Quote each record exactly, please, leaving none out.

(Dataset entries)
=======

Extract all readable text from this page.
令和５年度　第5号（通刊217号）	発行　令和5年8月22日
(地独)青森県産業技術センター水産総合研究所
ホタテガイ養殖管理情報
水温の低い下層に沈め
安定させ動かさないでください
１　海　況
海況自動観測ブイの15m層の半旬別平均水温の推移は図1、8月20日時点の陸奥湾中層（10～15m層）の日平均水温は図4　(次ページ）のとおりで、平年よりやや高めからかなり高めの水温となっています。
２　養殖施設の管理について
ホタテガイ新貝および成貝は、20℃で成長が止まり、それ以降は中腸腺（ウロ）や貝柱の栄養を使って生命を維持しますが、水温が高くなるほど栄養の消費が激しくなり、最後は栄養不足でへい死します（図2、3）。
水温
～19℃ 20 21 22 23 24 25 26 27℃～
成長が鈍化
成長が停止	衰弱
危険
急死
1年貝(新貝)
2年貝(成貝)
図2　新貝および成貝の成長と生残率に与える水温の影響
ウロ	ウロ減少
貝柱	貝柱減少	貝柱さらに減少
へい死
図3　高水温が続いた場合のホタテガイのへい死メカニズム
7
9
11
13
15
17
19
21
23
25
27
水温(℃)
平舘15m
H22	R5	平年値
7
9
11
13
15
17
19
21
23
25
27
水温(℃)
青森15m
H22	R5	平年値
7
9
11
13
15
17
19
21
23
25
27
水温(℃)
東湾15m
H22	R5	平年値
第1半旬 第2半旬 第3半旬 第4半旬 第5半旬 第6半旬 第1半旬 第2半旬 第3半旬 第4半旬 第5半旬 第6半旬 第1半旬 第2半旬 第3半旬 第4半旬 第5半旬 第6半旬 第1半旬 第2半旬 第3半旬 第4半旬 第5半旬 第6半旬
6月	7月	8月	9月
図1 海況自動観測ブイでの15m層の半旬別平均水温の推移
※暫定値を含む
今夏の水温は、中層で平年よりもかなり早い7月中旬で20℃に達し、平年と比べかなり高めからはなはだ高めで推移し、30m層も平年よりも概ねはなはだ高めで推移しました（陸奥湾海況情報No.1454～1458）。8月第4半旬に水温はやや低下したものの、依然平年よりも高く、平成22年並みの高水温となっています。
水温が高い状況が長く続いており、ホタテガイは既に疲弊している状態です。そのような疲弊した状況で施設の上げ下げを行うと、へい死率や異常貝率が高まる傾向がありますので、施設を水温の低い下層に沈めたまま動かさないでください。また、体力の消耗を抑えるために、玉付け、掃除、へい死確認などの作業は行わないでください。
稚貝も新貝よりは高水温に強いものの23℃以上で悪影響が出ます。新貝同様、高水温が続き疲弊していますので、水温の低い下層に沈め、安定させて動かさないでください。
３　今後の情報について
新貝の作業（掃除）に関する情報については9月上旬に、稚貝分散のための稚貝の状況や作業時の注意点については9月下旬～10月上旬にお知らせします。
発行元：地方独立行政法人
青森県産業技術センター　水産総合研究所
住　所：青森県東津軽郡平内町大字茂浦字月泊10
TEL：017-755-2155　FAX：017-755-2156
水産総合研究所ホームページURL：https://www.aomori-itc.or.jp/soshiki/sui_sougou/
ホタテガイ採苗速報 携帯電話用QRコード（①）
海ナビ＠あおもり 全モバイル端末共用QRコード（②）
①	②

=======

**Final result**
Extract all readable text from this page.
令和５年度　第5号（通刊217号）	発行　令和5年8月22日
(地独)青森県産業技術センター水産総合研究所
ホタテガイ養殖管理情報
水温の低い下層に沈め
安定させ動かさないでください
１　海　況
海況自動観測ブイの15m層の半旬別平均水温の推移は図1、8月20日時点の陸奥湾中層（10～15m層）の日平均水温は図4　(次ページ）のとおりで、平年よりやや高めからかなり高めの水温となっています。
２　養殖施設の管理について
ホタテガイ新貝および成貝は、20℃で成長が止まり、それ以降は中腸腺（ウロ）や貝柱の栄養を使って生命を維持しますが、水温が高くなるほど栄養の消費が激しくなり、最後は栄養不足でへい死します（図2、3）。
水温
～19℃ 20 21 22 23 24 25 26 27℃～
成長が鈍化
成長が停止	衰弱
危険
急死
1年貝(新貝)
2年貝(成貝)
図2　新貝および成貝の成長と生残率に与える水温の影響
ウロ	ウロ減少
貝柱	貝柱減少	貝柱さらに減少
へい死
図3　高水温が続いた場合のホタテガイのへい死メカニズム
7
9
11
13
15
17
19
21
23
25
27
水温(℃)
平舘15m
H22	R5	平年値
7
9
11
13
15
17
19
21
23
25
27
水温(℃)
青森15m
H22	R5	平年値
7
9
11
13
15
17
19
21
23
25
27
水温(℃)
東湾15m
H22	R5	平年値
第1半旬 第2半旬 第3半旬 第4半旬 第5半旬 第6半旬 第1半旬 第2半旬 第3半旬 第4半旬 第5半旬 第6半旬 第1半旬 第2半旬 第3半旬 第4半旬 第5半旬 第6半旬 第1半旬 第2半旬 第3半旬 第4半旬 第5半旬 第6半旬
6月	7月	8月	9月
図1 海況自動観測ブイでの15m層の半旬別平均水温の推移
※暫定値を含む
今夏の水温は、中層で平年よりもかなり早い7月中旬で20℃に達し、平年と比べかなり高めからはなはだ高めで推移し、30m層も平年よりも概ねはなはだ高めで推移しました（陸奥湾海況情報No.1454～1458）。8月第4半旬に水温はやや低下したものの、依然平年よりも高く、平成22年並みの高水温となっています。
水温が高い状況が長く続いており、ホタテガイは既に疲弊している状態です。そのような疲弊した状況で施設の上げ下げを行うと、へい死率や異常貝率が高まる傾向がありますので、施設を水温の低い下層に沈めたまま動かさないでください。また、体力の消耗を抑えるために、玉付け、掃除、へい死確認などの作業は行わないでください。
稚貝も新貝よりは高水温に強いものの23℃以上で悪影響が出ます。新貝同様、高水温が続き疲弊していますので、水温の低い下層に沈め、安定させて動かさないでください。
３　今後の情報について
新貝の作業（掃除）に関する情報については9月上旬に、稚貝分散のための稚貝の状況や作業時の注意点については9月下旬～10月上旬にお知らせします。
発行元：地方独立行政法人
青森県産業技術センター　水産総合研究所
住　所：青森県東津軽郡平内町大字茂浦字月泊10
TEL：017-755-2155　FAX：017-755-2156
水産総合研究所ホームページURL：https://www.aomori-itc.or.jp/soshiki/sui_sougou/
ホタテガイ採苗速報 携帯電話用QRコード（①）
海ナビ＠あおもり 全モバイル端末共用QRコード（②）
①	②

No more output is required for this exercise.